James Bolger

Personal information
- Date of birth: 19 November 2000 (age 25)
- Place of birth: Boyle, Ireland
- Height: 1.88 m (6 ft 2 in)
- Position: Defender

Team information
- Current team: Drogheda United
- Number: 18

Youth career
- 0000–2018: Boyle Celtic
- 2019: Galway United

College career
- Years: Team / Apps / (Gls)
- 2019–2023: Northwestern Red Raiders / 68 / (18)
- 2023: Longwood Lancers / 15 / (2)

Senior career*
- Years: Team / Apps / (Gls)
- 2024: Bodens BK / 13 / (4)
- 2024–: Drogheda United / 38 / (0)

= James Bolger (footballer) =

Irish footballer (born 2000)

James Bolger (born 19 November 2000) is an Irish footballer who plays as a defender for Drogheda United.

==Early life==
Bolger was born on 19 November 2000 in Boyle, Ireland. The son of Francis Bolger and Catherine Bolger, he is the nephew of Gaelic football coach Peter Bolger.

Growing up, he suffered from Osgood–Schlatter disease. After graduating secondary school, he attended Northwestern College in the United States, where he studied business and sports management, and Longwood University in the United States, where he studied business.

==Career==
Bolger started his career with Swedish side Bodens BK in 2024, where he made thirteen league appearances and scored four goals. In 2024, he signed for Irish side Drogheda United, helping the club win the 2024 FAI Cup. During his first season with them, he made twelve league appearances and scored zero goals.
—————
→ What is being asked
Name every team that appears under the youth, college and senior career headings of the James Bolger profile.
—————
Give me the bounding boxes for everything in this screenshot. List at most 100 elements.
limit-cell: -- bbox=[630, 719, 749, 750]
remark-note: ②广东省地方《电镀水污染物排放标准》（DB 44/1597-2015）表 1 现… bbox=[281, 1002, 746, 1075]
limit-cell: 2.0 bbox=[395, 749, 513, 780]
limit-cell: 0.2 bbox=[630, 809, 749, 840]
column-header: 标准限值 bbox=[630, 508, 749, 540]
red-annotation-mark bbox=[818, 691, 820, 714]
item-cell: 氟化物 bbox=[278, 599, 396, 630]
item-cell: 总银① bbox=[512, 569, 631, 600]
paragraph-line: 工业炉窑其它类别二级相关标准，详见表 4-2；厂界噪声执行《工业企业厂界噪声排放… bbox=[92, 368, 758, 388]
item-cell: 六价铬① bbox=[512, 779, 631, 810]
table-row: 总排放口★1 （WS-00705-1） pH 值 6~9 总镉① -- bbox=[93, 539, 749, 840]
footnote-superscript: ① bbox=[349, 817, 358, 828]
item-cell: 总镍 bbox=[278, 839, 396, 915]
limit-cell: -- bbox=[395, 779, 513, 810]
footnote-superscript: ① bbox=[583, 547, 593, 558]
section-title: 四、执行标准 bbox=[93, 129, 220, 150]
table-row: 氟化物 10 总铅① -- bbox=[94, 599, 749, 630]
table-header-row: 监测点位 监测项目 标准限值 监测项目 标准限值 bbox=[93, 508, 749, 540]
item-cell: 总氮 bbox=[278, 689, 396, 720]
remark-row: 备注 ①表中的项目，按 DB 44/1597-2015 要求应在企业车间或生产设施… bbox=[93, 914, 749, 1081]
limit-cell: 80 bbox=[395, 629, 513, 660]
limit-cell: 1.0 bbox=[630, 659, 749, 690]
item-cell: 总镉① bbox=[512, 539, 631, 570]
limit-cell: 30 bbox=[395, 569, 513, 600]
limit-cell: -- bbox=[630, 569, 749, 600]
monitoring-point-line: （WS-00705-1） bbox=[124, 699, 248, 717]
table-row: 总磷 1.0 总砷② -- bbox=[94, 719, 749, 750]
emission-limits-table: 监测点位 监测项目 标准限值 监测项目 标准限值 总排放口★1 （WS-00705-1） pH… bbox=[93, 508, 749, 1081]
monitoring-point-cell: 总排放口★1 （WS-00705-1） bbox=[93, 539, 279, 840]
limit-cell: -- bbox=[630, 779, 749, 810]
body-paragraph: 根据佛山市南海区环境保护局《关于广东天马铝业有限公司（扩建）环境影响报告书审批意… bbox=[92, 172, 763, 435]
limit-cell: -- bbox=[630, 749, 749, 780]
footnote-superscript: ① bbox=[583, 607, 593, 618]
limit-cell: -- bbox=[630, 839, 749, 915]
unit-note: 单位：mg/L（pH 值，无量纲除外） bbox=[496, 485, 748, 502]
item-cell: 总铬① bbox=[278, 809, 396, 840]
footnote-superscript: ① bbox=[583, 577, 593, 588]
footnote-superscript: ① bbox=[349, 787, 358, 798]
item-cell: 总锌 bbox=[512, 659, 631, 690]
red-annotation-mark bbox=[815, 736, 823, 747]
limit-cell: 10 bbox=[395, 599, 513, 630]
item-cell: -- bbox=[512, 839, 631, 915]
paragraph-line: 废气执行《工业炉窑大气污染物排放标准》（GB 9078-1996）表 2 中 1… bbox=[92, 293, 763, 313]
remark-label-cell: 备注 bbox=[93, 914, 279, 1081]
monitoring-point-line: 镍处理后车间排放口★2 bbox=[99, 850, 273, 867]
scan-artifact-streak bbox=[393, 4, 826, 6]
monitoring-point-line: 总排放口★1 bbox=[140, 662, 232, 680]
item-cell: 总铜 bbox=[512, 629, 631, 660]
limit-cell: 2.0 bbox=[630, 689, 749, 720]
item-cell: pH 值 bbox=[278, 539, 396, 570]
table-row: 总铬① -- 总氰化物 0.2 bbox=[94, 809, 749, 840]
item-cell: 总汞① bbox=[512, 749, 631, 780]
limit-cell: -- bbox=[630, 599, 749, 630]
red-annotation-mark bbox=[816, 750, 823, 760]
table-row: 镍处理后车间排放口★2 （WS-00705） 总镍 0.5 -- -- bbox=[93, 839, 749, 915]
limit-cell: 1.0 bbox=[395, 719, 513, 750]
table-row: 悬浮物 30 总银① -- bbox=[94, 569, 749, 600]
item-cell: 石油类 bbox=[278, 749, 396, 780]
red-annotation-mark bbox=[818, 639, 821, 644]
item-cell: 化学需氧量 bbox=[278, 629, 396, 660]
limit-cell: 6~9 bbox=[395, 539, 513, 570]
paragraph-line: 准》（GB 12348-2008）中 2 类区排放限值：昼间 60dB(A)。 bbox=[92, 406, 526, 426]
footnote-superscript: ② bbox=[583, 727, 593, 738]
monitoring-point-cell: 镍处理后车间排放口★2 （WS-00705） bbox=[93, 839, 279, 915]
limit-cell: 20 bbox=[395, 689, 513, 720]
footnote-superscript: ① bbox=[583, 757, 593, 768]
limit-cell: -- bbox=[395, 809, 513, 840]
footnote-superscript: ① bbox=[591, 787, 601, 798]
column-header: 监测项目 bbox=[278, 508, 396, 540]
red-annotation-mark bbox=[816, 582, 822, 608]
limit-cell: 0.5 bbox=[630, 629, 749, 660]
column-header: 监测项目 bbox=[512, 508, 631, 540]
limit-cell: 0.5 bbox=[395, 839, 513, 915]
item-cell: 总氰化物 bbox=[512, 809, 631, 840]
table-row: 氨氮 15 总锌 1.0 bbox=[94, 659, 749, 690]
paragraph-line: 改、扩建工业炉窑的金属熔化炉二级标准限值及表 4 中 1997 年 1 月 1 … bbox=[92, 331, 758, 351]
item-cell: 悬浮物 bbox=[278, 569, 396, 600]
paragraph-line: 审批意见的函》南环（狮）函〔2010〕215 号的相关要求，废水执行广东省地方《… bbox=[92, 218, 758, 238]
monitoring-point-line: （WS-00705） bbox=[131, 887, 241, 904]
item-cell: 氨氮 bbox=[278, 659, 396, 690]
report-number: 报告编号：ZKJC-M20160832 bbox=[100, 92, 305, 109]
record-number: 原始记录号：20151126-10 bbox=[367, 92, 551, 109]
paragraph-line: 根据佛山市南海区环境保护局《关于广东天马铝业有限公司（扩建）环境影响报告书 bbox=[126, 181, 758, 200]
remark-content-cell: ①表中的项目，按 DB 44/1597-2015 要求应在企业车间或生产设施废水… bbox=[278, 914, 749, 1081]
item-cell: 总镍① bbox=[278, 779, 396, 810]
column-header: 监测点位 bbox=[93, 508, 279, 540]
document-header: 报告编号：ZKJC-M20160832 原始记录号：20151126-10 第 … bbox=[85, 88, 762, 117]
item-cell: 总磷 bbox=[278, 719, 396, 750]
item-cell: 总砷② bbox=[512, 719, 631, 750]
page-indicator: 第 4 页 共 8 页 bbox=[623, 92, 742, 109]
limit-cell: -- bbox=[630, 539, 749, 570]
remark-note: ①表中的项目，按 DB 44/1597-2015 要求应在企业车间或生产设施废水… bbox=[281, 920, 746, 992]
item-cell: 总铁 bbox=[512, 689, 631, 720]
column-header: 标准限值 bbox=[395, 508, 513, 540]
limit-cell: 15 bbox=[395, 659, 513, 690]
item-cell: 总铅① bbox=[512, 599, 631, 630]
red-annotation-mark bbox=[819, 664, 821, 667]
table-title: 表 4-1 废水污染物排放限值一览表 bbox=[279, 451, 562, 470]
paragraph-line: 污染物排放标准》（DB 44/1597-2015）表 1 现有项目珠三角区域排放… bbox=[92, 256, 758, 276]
—————
→ Output of the exercise
Boyle Celtic
Galway United
Northwestern Red Raiders
Longwood Lancers
Bodens BK
Drogheda United